§ **Short problem**: Gather every line of the entries that includes the word "three".

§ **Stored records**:

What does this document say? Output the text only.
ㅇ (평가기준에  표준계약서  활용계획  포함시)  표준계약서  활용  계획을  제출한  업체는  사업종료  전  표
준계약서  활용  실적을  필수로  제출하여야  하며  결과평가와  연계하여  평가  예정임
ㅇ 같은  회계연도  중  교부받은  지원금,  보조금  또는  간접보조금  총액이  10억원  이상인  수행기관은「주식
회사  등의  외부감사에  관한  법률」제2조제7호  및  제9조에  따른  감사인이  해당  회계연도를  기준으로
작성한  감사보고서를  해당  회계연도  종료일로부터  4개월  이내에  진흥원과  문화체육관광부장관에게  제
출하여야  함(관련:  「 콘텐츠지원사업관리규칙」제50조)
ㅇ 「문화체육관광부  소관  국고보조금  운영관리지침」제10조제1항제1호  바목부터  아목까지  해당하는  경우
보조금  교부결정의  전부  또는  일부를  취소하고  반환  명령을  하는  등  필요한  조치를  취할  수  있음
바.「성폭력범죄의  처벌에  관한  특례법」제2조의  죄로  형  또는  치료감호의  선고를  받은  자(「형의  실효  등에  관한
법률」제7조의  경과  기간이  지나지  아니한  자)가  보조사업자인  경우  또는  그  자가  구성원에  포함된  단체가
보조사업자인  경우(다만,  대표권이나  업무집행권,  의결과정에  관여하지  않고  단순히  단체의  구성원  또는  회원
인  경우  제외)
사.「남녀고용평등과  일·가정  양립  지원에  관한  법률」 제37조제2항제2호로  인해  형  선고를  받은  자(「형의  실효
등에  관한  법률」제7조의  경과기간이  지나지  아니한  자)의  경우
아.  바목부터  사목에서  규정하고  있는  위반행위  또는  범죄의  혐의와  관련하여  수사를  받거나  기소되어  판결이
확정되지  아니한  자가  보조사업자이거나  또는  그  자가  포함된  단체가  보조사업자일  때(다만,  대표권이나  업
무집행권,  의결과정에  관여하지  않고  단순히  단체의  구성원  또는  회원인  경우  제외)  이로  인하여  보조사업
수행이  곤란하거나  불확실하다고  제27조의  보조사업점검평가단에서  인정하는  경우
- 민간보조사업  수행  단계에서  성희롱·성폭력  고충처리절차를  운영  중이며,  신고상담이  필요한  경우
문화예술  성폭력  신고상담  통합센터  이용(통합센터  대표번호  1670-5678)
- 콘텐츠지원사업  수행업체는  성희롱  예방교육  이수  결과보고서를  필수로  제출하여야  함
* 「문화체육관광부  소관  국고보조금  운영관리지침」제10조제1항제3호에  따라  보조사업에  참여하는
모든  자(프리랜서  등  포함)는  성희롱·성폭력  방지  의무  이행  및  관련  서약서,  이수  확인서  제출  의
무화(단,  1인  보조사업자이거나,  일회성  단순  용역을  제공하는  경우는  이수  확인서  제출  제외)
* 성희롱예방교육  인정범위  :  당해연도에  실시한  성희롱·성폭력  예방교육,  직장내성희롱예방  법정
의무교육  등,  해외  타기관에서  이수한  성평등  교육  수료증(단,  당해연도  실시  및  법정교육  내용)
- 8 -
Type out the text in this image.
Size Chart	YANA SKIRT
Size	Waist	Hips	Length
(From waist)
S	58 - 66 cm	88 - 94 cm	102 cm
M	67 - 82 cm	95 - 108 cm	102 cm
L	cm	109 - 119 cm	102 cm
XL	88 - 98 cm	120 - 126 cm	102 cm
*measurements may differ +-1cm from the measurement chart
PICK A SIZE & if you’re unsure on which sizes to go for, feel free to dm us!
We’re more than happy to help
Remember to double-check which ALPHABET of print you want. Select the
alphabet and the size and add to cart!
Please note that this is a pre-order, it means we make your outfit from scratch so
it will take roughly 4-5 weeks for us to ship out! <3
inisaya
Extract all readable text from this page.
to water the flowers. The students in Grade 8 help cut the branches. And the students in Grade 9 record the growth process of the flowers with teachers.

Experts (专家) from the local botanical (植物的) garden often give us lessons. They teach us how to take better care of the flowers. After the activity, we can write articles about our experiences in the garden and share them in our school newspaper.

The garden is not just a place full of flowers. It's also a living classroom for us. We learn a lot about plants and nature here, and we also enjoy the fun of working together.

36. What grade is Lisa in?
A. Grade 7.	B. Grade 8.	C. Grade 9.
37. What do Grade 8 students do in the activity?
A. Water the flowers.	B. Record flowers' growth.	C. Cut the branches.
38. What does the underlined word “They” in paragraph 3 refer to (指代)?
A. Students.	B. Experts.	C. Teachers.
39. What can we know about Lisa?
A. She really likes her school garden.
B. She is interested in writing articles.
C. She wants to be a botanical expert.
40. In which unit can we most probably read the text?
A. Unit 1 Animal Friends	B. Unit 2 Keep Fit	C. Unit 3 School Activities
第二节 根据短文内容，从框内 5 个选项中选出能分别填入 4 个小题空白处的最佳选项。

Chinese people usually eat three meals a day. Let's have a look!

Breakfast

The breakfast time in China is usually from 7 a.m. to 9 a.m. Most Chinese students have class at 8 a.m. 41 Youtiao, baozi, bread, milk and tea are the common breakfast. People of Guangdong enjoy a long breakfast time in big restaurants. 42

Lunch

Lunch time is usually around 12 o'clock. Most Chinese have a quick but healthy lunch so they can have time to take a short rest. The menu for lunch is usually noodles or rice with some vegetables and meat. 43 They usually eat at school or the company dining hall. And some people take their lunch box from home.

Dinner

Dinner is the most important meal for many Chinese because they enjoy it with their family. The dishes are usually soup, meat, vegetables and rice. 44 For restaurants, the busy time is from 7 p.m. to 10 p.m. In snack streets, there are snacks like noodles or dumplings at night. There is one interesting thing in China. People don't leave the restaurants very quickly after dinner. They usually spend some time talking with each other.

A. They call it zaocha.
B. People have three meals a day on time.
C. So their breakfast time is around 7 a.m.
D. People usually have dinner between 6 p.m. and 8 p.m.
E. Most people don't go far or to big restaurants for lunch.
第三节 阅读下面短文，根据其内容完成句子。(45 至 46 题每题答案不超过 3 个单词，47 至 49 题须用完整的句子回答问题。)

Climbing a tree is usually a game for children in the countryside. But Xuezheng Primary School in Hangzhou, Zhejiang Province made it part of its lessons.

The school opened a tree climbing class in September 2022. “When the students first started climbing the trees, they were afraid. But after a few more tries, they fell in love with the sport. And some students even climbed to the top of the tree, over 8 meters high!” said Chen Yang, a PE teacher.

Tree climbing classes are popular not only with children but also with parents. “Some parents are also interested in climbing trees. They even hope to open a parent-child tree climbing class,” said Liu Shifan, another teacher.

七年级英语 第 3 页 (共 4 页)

§ **Final result**:
Chinese people usually eat three meals a day. Let's have a look!
B. People have three meals a day on time.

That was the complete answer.